Input records
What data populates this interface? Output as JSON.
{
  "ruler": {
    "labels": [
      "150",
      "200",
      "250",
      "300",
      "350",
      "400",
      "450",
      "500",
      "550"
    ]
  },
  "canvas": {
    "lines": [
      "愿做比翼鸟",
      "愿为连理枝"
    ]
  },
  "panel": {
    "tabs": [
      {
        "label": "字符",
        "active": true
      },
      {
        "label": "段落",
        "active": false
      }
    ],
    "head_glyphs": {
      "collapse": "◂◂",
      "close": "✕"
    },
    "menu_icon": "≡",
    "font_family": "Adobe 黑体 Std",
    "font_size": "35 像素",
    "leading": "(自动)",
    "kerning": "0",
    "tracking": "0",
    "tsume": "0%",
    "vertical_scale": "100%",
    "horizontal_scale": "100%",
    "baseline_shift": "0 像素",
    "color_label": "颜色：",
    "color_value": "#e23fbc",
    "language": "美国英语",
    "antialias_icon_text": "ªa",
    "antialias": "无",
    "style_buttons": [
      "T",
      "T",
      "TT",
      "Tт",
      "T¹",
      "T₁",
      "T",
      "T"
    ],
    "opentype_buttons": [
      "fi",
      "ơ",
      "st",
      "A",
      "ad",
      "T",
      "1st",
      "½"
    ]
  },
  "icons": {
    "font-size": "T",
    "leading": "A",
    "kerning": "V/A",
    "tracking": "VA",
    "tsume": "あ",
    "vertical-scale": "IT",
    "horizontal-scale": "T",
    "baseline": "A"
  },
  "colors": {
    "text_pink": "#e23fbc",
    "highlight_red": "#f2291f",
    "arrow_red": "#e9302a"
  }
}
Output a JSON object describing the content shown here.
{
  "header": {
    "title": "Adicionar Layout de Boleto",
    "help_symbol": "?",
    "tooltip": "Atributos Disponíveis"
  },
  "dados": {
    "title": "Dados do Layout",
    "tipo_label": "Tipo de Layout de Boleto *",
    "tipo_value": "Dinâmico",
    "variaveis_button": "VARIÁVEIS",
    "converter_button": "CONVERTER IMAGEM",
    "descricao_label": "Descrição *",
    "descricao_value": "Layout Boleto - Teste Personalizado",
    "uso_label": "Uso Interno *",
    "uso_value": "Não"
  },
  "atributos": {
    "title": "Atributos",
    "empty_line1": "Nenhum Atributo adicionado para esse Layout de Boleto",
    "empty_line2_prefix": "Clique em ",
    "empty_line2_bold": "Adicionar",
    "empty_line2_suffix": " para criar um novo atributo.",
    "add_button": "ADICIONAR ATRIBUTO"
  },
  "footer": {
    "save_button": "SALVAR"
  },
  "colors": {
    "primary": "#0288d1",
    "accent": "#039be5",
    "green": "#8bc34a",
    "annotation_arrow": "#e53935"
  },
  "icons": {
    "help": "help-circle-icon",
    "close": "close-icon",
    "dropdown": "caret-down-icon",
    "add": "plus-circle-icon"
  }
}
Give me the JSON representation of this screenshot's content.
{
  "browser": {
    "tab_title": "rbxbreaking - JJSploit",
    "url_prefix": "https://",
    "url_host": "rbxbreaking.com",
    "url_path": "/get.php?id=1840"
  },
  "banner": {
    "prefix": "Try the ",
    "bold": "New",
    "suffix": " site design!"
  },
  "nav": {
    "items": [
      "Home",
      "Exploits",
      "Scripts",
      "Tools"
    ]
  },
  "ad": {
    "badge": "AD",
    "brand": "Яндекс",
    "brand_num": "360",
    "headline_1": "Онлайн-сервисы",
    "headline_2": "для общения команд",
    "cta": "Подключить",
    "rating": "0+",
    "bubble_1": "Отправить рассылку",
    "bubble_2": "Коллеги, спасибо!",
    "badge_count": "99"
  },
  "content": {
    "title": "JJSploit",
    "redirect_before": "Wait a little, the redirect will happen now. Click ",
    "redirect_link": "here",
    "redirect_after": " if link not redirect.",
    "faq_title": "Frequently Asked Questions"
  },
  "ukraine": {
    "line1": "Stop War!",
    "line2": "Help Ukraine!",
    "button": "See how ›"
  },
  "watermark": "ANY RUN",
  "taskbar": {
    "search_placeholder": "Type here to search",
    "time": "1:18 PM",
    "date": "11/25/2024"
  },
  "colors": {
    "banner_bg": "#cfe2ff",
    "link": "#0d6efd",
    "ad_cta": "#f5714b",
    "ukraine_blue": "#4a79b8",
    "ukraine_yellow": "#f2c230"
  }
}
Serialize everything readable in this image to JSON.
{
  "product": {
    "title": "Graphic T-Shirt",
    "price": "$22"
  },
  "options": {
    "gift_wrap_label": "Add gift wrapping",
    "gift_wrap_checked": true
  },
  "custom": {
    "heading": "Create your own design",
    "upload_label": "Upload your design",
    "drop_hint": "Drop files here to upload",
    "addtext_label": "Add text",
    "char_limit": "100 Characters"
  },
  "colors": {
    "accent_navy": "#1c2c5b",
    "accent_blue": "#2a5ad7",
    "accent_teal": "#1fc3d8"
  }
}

Work instructions
Reproduce the entire listing word for word.

Result below
What data populates this interface? Output as JSON.
{
  "ruler": {
    "labels": [
      "150",
      "200",
      "250",
      "300",
      "350",
      "400",
      "450",
      "500",
      "550"
    ]
  },
  "canvas": {
    "lines": [
      "愿做比翼鸟",
      "愿为连理枝"
    ]
  },
  "panel": {
    "tabs": [
      {
        "label": "字符",
        "active": true
      },
      {
        "label": "段落",
        "active": false
      }
    ],
    "head_glyphs": {
      "collapse": "◂◂",
      "close": "✕"
    },
    "menu_icon": "≡",
    "font_family": "Adobe 黑体 Std",
    "font_size": "35 像素",
    "leading": "(自动)",
    "kerning": "0",
    "tracking": "0",
    "tsume": "0%",
    "vertical_scale": "100%",
    "horizontal_scale": "100%",
    "baseline_shift": "0 像素",
    "color_label": "颜色：",
    "color_value": "#e23fbc",
    "language": "美国英语",
    "antialias_icon_text": "ªa",
    "antialias": "无",
    "style_buttons": [
      "T",
      "T",
      "TT",
      "Tт",
      "T¹",
      "T₁",
      "T",
      "T"
    ],
    "opentype_buttons": [
      "fi",
      "ơ",
      "st",
      "A",
      "ad",
      "T",
      "1st",
      "½"
    ]
  },
  "icons": {
    "font-size": "T",
    "leading": "A",
    "kerning": "V/A",
    "tracking": "VA",
    "tsume": "あ",
    "vertical-scale": "IT",
    "horizontal-scale": "T",
    "baseline": "A"
  },
  "colors": {
    "text_pink": "#e23fbc",
    "highlight_red": "#f2291f",
    "arrow_red": "#e9302a"
  }
}
Output a JSON object describing the content shown here.
{
  "header": {
    "title": "Adicionar Layout de Boleto",
    "help_symbol": "?",
    "tooltip": "Atributos Disponíveis"
  },
  "dados": {
    "title": "Dados do Layout",
    "tipo_label": "Tipo de Layout de Boleto *",
    "tipo_value": "Dinâmico",
    "variaveis_button": "VARIÁVEIS",
    "converter_button": "CONVERTER IMAGEM",
    "descricao_label": "Descrição *",
    "descricao_value": "Layout Boleto - Teste Personalizado",
    "uso_label": "Uso Interno *",
    "uso_value": "Não"
  },
  "atributos": {
    "title": "Atributos",
    "empty_line1": "Nenhum Atributo adicionado para esse Layout de Boleto",
    "empty_line2_prefix": "Clique em ",
    "empty_line2_bold": "Adicionar",
    "empty_line2_suffix": " para criar um novo atributo.",
    "add_button": "ADICIONAR ATRIBUTO"
  },
  "footer": {
    "save_button": "SALVAR"
  },
  "colors": {
    "primary": "#0288d1",
    "accent": "#039be5",
    "green": "#8bc34a",
    "annotation_arrow": "#e53935"
  },
  "icons": {
    "help": "help-circle-icon",
    "close": "close-icon",
    "dropdown": "caret-down-icon",
    "add": "plus-circle-icon"
  }
}
Give me the JSON representation of this screenshot's content.
{
  "browser": {
    "tab_title": "rbxbreaking - JJSploit",
    "url_prefix": "https://",
    "url_host": "rbxbreaking.com",
    "url_path": "/get.php?id=1840"
  },
  "banner": {
    "prefix": "Try the ",
    "bold": "New",
    "suffix": " site design!"
  },
  "nav": {
    "items": [
      "Home",
      "Exploits",
      "Scripts",
      "Tools"
    ]
  },
  "ad": {
    "badge": "AD",
    "brand": "Яндекс",
    "brand_num": "360",
    "headline_1": "Онлайн-сервисы",
    "headline_2": "для общения команд",
    "cta": "Подключить",
    "rating": "0+",
    "bubble_1": "Отправить рассылку",
    "bubble_2": "Коллеги, спасибо!",
    "badge_count": "99"
  },
  "content": {
    "title": "JJSploit",
    "redirect_before": "Wait a little, the redirect will happen now. Click ",
    "redirect_link": "here",
    "redirect_after": " if link not redirect.",
    "faq_title": "Frequently Asked Questions"
  },
  "ukraine": {
    "line1": "Stop War!",
    "line2": "Help Ukraine!",
    "button": "See how ›"
  },
  "watermark": "ANY RUN",
  "taskbar": {
    "search_placeholder": "Type here to search",
    "time": "1:18 PM",
    "date": "11/25/2024"
  },
  "colors": {
    "banner_bg": "#cfe2ff",
    "link": "#0d6efd",
    "ad_cta": "#f5714b",
    "ukraine_blue": "#4a79b8",
    "ukraine_yellow": "#f2c230"
  }
}
Serialize everything readable in this image to JSON.
{
  "product": {
    "title": "Graphic T-Shirt",
    "price": "$22"
  },
  "options": {
    "gift_wrap_label": "Add gift wrapping",
    "gift_wrap_checked": true
  },
  "custom": {
    "heading": "Create your own design",
    "upload_label": "Upload your design",
    "drop_hint": "Drop files here to upload",
    "addtext_label": "Add text",
    "char_limit": "100 Characters"
  },
  "colors": {
    "accent_navy": "#1c2c5b",
    "accent_blue": "#2a5ad7",
    "accent_teal": "#1fc3d8"
  }
}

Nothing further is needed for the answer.